**WORK TO COMPLETE:** Below are the records. Gather each line that holds "Российской".

**DATA LINES:**
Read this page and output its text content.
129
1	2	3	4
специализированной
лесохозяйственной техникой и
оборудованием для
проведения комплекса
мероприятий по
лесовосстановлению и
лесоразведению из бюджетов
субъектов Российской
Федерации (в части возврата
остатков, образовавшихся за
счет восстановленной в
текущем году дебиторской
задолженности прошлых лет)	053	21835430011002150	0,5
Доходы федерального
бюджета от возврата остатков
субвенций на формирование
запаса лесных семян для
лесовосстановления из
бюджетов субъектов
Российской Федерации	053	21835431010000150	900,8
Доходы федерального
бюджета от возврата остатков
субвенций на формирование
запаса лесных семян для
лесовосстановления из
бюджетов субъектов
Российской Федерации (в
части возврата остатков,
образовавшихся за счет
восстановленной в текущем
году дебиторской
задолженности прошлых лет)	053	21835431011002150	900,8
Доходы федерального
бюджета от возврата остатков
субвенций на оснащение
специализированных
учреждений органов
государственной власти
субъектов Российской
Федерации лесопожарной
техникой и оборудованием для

* * *

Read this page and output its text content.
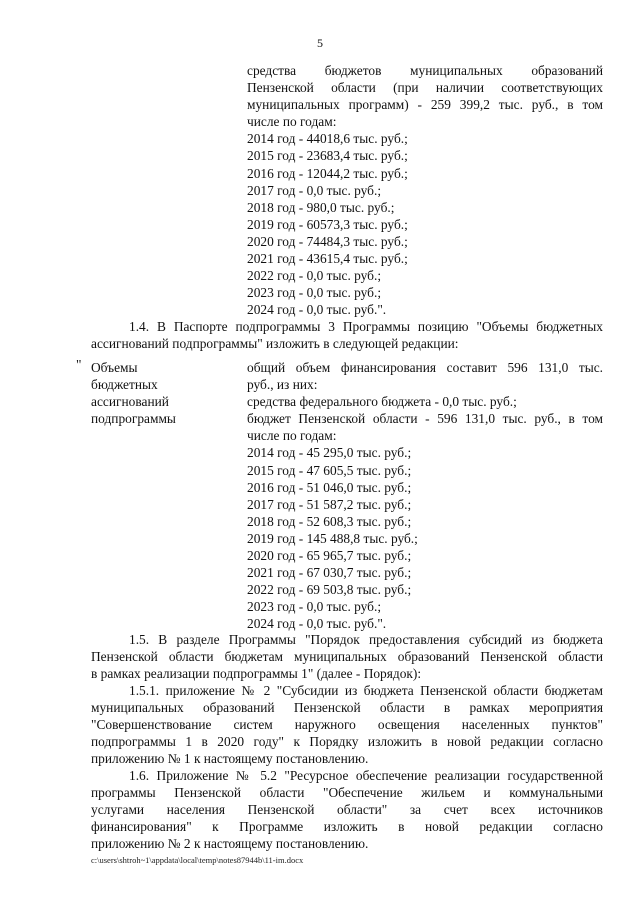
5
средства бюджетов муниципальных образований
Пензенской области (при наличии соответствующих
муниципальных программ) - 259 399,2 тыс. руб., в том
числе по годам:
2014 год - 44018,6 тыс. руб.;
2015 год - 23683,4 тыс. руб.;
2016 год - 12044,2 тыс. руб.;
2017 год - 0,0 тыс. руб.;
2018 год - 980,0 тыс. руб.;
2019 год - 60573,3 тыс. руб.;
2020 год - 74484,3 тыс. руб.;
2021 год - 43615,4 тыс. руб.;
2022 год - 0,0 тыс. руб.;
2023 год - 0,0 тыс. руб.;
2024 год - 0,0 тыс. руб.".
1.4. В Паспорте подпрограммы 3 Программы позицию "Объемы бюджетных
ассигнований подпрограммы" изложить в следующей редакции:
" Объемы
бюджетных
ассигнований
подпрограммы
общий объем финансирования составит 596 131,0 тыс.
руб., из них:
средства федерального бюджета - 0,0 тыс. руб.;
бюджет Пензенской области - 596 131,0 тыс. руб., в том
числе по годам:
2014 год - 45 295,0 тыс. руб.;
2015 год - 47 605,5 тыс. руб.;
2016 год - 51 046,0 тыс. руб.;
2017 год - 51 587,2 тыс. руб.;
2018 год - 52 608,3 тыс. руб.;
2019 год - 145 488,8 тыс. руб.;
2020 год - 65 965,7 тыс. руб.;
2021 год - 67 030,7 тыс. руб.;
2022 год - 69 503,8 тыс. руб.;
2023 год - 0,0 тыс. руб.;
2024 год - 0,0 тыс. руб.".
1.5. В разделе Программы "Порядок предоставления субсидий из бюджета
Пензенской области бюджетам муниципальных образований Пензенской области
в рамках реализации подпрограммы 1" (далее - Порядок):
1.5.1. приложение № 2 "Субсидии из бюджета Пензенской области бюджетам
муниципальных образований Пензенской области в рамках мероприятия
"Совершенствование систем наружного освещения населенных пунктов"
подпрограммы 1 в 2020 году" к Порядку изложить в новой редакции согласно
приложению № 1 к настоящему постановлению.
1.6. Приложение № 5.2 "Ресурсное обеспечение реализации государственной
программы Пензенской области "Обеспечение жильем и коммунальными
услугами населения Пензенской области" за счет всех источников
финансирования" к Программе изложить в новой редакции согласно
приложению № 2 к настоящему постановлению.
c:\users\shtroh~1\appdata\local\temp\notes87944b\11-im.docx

* * *

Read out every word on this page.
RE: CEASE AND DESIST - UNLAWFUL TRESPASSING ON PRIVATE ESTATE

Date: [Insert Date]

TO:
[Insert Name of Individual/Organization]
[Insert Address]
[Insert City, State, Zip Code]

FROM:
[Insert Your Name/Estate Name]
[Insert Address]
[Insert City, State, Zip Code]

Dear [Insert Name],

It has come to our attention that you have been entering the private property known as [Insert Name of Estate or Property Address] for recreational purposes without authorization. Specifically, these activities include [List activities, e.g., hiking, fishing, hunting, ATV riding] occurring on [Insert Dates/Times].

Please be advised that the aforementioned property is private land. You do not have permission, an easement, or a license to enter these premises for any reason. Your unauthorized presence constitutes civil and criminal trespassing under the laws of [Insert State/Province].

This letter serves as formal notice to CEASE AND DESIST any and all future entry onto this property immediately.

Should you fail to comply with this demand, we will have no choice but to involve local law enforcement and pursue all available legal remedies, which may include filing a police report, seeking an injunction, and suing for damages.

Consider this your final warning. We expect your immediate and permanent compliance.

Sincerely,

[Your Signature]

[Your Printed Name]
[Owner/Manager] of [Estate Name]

**SOLUTION TO THIS EXERCISE:**
субъектов Российской
Российской Федерации	053	21835431010000150	900,8
Российской Федерации (в
субъектов Российской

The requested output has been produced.